(Data entries for graphics)
--- START ---

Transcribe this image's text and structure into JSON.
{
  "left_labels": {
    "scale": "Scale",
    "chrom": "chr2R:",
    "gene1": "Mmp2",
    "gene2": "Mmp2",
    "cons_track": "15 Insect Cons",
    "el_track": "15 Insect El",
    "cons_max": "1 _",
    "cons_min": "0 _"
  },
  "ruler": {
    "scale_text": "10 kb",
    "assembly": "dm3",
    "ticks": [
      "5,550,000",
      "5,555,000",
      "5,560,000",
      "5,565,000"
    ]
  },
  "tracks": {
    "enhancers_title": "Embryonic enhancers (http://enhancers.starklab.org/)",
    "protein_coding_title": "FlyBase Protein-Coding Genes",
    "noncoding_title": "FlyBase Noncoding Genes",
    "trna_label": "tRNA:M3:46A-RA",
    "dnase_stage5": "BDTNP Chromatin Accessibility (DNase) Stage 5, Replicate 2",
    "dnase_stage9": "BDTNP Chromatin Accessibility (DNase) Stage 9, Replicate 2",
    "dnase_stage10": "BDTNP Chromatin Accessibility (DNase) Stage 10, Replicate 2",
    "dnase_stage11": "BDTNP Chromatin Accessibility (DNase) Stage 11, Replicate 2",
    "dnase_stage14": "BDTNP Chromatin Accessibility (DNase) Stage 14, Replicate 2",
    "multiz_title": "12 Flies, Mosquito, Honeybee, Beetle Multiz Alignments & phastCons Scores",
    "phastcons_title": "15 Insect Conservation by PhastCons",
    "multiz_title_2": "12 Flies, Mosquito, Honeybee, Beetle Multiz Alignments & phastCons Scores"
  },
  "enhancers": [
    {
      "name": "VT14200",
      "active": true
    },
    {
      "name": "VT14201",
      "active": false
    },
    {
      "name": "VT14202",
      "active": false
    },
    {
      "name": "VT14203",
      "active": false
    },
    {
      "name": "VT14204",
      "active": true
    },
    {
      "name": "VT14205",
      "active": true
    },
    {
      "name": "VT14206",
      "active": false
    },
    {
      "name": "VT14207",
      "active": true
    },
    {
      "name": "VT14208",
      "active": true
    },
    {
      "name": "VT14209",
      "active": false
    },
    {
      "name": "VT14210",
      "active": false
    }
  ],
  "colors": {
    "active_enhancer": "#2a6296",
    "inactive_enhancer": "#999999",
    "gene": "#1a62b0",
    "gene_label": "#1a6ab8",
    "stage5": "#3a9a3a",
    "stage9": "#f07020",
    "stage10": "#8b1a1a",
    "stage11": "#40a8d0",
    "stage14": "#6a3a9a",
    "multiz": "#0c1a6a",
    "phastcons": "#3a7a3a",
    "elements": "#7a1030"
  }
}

--- END ---

Task brief
In the entries above, which lines hold the string "Insect"? Report all of them.

Your response
    "cons_track": "15 Insect Cons",
    "el_track": "15 Insect El",
    "phastcons_title": "15 Insect Conservation by PhastCons",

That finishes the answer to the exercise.